ФРАГМЕНТ ДОКУМЕНТА
Контроль над традицией: Евангелия и очевидцы
Контроль над традицией: Евангелия и очевидцы
В предыдущей главе мы обсуждали заучивание наизусть как средство контроля над традицией — то есть сохранения ее в более или менее неизменном виде. Но чьи воспоминания сохранялись таким образом? Верно ли, что в процессе передачи свидетельство очевидцев вливалось в анонимный корпус преданий об Иисусе, принадлежащий общине в целом — корпус преданий, который община приписывала собственной коллективной памяти, а не конкретным очевидцам? До сих пор мы исходили из того, что дело обстояло иначе. Если авторы Евангелий знали записываемые ими предания как свидетельства Двенадцати, или других групп учеников, или отдельных учеников, также известных по именам, — естественно предположить, что под этими же именами передавались они в устной традиции церквей. Как мы видели в главе 2, по всей видимости, сведениями об источниках преданий обладал Папий в конце I века — то есть во время написания Евангелий. На всем протяжении процесса, от основания христианской общины до того момента, видимо, в начале II века, когда письменные Евангелия начинали заменять для нее корпус устных преданий об Иисусе — община, по–видимому, воспринимала предания об Иисусе, устные или письменные, как исходящие от конкретных очевидцев.

Исходные данные

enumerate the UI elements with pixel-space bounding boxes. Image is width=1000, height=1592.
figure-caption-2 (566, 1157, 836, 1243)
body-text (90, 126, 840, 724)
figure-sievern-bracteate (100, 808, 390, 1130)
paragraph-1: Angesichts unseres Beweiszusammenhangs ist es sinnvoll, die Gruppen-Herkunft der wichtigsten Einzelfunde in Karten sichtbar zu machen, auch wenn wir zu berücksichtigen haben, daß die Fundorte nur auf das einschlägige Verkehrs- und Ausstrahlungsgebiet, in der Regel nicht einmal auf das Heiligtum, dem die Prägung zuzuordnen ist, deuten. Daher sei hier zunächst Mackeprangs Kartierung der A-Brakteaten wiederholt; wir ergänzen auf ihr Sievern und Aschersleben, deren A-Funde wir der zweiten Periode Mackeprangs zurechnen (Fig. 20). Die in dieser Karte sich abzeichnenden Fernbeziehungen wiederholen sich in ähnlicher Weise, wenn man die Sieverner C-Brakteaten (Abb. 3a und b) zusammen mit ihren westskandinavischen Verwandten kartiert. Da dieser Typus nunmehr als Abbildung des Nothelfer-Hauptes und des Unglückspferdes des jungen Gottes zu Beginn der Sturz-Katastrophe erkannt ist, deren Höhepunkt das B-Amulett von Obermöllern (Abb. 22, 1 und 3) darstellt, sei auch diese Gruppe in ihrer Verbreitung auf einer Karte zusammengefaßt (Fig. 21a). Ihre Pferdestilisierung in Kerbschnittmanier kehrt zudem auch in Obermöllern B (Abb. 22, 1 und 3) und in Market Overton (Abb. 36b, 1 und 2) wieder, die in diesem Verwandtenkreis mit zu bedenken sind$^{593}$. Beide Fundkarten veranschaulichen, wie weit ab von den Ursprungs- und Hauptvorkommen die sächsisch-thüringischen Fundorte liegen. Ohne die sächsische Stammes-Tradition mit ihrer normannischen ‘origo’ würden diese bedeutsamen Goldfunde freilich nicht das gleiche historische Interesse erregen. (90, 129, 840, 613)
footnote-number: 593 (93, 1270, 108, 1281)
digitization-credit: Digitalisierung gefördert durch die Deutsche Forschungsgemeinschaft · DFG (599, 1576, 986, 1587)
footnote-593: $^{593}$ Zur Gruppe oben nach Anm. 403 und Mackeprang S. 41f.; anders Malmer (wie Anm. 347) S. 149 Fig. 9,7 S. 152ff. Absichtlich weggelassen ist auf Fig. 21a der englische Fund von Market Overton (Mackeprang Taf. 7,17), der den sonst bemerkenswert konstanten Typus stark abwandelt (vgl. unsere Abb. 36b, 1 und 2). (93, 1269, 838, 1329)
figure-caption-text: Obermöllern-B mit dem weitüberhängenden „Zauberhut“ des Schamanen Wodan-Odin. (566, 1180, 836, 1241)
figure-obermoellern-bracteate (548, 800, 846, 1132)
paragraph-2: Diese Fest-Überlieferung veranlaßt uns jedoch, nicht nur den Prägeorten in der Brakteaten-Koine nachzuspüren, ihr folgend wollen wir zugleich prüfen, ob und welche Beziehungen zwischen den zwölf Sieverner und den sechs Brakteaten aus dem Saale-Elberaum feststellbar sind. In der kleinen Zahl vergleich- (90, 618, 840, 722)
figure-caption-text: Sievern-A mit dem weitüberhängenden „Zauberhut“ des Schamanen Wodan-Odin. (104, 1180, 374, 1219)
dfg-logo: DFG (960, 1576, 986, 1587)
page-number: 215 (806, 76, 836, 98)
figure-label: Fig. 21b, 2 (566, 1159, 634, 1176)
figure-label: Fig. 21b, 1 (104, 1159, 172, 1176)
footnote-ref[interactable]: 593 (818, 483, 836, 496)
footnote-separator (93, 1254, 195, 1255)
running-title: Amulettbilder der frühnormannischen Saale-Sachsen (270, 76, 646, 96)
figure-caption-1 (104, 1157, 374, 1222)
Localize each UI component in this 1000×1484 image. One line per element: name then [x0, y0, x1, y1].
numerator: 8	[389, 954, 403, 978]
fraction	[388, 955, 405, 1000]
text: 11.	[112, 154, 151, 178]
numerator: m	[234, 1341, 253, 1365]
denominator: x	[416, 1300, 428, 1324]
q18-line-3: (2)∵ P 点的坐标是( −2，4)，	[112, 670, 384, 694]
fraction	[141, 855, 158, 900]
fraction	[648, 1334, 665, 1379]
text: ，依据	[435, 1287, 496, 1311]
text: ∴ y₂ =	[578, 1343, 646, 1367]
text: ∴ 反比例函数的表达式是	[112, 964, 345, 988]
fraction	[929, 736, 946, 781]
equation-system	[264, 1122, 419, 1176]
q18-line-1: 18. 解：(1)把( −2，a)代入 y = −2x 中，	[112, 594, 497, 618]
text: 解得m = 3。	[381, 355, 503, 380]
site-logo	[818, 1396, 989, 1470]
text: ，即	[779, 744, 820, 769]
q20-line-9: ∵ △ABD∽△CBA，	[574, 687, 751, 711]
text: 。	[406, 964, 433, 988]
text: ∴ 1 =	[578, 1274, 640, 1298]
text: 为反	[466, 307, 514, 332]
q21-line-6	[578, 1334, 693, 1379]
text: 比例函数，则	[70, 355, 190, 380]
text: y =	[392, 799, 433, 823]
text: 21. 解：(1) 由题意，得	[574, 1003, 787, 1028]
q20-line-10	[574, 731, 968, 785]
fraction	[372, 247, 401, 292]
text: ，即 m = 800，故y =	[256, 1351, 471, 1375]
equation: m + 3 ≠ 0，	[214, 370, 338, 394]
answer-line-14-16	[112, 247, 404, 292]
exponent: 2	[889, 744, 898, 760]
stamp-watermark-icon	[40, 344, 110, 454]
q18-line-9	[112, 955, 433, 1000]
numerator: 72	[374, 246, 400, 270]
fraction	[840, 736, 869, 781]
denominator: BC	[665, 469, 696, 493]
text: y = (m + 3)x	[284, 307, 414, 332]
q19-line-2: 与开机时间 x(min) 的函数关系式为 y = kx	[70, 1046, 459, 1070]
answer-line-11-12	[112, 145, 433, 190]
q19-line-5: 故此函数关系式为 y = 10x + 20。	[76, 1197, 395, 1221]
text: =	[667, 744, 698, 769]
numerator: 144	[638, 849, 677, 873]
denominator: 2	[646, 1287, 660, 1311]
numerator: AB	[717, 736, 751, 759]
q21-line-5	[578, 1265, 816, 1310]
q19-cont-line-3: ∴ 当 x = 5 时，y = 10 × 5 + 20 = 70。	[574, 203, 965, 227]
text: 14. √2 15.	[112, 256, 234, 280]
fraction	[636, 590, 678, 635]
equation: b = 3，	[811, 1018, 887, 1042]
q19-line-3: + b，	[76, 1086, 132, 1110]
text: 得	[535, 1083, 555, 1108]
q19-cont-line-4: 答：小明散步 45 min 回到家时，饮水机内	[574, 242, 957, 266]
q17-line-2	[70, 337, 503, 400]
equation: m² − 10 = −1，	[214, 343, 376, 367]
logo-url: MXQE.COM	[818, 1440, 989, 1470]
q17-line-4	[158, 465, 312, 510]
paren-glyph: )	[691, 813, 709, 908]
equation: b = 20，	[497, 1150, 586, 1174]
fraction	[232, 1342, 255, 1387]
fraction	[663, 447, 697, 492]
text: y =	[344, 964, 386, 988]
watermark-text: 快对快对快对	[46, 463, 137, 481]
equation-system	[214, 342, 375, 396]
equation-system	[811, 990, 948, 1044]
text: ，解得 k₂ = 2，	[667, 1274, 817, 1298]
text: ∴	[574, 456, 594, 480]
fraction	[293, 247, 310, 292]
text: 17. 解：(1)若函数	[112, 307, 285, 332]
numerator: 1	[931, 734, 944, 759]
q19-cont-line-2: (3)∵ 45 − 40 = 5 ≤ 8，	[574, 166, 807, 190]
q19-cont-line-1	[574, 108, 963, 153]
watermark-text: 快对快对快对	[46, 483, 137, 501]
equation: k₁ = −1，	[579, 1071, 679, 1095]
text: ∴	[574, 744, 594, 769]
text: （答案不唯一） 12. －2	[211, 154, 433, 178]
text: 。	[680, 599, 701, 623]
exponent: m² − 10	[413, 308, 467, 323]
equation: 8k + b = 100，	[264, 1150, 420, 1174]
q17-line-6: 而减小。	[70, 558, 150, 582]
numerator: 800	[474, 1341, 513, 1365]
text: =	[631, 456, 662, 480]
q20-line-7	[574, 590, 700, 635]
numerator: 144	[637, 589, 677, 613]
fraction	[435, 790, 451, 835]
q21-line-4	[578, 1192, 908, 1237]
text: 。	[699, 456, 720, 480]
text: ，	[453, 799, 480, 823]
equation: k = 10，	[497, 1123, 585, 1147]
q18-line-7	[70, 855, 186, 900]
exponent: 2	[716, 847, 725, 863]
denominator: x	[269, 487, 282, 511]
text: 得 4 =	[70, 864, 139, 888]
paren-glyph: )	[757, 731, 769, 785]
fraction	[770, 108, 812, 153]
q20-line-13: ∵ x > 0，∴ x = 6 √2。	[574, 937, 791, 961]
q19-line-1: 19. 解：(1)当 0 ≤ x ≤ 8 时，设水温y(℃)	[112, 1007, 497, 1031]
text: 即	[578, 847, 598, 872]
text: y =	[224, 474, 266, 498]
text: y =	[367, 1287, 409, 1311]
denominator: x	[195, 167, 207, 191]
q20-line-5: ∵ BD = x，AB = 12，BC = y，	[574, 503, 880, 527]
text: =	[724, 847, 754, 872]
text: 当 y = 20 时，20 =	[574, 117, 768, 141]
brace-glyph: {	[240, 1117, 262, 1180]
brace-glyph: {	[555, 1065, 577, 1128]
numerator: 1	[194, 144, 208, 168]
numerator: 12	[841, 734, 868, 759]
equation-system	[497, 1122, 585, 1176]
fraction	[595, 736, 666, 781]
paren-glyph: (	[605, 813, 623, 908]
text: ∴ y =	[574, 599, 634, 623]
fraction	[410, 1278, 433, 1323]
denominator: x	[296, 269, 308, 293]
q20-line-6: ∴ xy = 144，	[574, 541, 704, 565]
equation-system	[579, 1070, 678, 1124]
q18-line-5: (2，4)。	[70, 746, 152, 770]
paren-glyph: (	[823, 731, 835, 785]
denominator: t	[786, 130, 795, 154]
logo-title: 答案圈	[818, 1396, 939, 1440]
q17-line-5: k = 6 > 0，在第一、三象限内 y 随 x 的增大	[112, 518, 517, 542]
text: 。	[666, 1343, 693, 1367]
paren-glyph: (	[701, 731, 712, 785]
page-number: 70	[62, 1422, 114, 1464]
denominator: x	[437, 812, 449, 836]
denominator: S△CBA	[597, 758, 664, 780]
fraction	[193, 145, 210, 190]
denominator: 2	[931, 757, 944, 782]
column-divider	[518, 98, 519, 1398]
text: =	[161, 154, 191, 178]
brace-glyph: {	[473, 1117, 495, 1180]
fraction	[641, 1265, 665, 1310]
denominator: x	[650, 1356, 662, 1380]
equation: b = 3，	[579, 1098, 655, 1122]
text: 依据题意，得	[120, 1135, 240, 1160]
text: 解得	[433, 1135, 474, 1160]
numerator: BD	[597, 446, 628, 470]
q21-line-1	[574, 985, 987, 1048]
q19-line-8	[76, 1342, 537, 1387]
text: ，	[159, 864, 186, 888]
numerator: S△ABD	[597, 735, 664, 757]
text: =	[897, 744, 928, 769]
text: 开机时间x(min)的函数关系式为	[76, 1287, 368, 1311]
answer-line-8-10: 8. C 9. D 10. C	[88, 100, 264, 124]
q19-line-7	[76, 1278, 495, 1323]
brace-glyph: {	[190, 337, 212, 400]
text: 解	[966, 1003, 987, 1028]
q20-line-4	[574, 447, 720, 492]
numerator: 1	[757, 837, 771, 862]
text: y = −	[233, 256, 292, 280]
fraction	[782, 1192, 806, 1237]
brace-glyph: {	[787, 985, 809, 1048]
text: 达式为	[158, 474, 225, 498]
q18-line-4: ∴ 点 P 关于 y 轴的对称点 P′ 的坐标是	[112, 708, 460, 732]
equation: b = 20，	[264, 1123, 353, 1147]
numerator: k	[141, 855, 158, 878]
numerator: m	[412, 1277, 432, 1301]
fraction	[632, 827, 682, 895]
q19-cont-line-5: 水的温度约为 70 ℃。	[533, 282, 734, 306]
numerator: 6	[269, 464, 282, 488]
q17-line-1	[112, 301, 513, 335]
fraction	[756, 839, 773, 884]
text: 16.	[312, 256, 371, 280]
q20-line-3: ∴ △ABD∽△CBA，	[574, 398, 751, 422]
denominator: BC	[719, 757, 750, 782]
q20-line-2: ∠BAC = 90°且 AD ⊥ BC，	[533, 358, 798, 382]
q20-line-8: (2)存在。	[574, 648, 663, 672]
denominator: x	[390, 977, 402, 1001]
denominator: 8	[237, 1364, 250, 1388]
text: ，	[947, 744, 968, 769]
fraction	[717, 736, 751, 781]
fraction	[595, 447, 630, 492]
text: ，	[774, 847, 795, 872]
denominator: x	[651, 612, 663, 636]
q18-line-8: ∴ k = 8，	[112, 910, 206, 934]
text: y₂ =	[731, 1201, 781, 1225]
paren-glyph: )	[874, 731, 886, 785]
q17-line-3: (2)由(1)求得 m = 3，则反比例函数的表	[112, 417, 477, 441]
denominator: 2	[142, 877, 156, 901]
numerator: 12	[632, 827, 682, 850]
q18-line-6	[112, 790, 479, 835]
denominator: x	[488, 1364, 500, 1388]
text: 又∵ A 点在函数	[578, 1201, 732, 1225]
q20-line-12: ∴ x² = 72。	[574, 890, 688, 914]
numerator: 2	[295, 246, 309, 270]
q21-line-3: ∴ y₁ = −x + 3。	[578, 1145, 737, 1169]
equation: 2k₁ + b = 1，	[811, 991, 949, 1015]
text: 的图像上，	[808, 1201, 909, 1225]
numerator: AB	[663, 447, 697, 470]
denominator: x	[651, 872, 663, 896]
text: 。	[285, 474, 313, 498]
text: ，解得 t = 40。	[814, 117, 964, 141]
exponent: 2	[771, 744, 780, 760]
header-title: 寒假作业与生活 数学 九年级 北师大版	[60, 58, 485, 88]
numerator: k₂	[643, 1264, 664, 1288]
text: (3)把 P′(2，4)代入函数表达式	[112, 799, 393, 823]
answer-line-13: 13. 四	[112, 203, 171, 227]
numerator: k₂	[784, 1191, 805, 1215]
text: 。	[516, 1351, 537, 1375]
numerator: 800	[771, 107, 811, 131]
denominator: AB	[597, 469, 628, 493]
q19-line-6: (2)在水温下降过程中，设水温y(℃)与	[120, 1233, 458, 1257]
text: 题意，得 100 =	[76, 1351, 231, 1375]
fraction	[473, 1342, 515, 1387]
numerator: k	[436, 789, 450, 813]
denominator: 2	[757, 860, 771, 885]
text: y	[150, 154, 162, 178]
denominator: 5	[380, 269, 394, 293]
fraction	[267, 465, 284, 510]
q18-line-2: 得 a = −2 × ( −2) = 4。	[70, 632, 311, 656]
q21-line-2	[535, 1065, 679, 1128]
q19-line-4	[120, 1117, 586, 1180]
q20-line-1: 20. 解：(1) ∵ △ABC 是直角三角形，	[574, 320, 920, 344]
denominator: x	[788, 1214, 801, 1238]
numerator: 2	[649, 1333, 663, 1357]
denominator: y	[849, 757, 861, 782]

ЧТО НУЖНО СДЕЛАТЬ
**1.** Воспроизведите без изменений строки листинга с самого начала до строки с «figure-sievern-bracteate (100, 808, 390, 1130)» включительно.
**2.** Продолжите текст о Евангелиях и очевидцах с того места, на котором он заканчивается.

РЕШЁННЫЕ ЗАДАЧИ
**1.**
enumerate the UI elements with pixel-space bounding boxes. Image is width=1000, height=1592.
figure-caption-2 (566, 1157, 836, 1243)
body-text (90, 126, 840, 724)
figure-sievern-bracteate (100, 808, 390, 1130)

**2.**
Как мы уже выяснили в предыдущих главах, преимущественно устные сообщества умеют сохранять и воспроизводить свои предания почти в неизменном виде, если характер и функции преданий этого требуют. Есть у них и методы, позволяющие проверять точность воспроизведения. Ян Венсайна пишет:
Там, где… исполнители стремятся придерживаться изначального смысла текста так строго, как только возможно, не допуская пропусков и искажений, тексты могут почти не изменяться. В некоторых случаях над точным исполнением преданий устанавливается официальный надзор: исполнителей, верно или неверно исполняющих предания, ждут награды или наказания… В Полинезии ритуальное наказание может постичь того, кто не воспроизвел текст слово в слово. Если присутствующие заметят ошибку — церемония прекращается. В Новой Зеландии верили, что исполнитель, допустивший хоть одну ошибку, может тут же упасть замертво. Такая же вера в божественную кару существует и на Гавайях. Подобные… верования приводили к впечатляющим результатам. Записанный на Гавайях гимн из 618 строк оказался совершенно идентичен версии, записанной на соседнем острове Оаху… Иногда существовали специальные контролеры, призванные следить за точностью исполнения. В Руанде контролерами за исполнением эзотерических священных текстов убвииру становились другие исполнители[811].
Можно предположить, что в раннехристианском движении такую же роль контролеров выполняли авторитетные хранители традиции — и первое место среди них, разумеется, должны были занимать очевидцы. Напомним, как напоминали уже не раз, что Венсайна и другие исследователи устной традиции описывают процесс передачи текстов на протяжении нескольких поколений — а в случае древней церкви до написания Евангелий мы имеем дело с сохранением свидетельства очевидцев во время их жизни. Кто же, если не они, мог контролировать верное исполнение преданий?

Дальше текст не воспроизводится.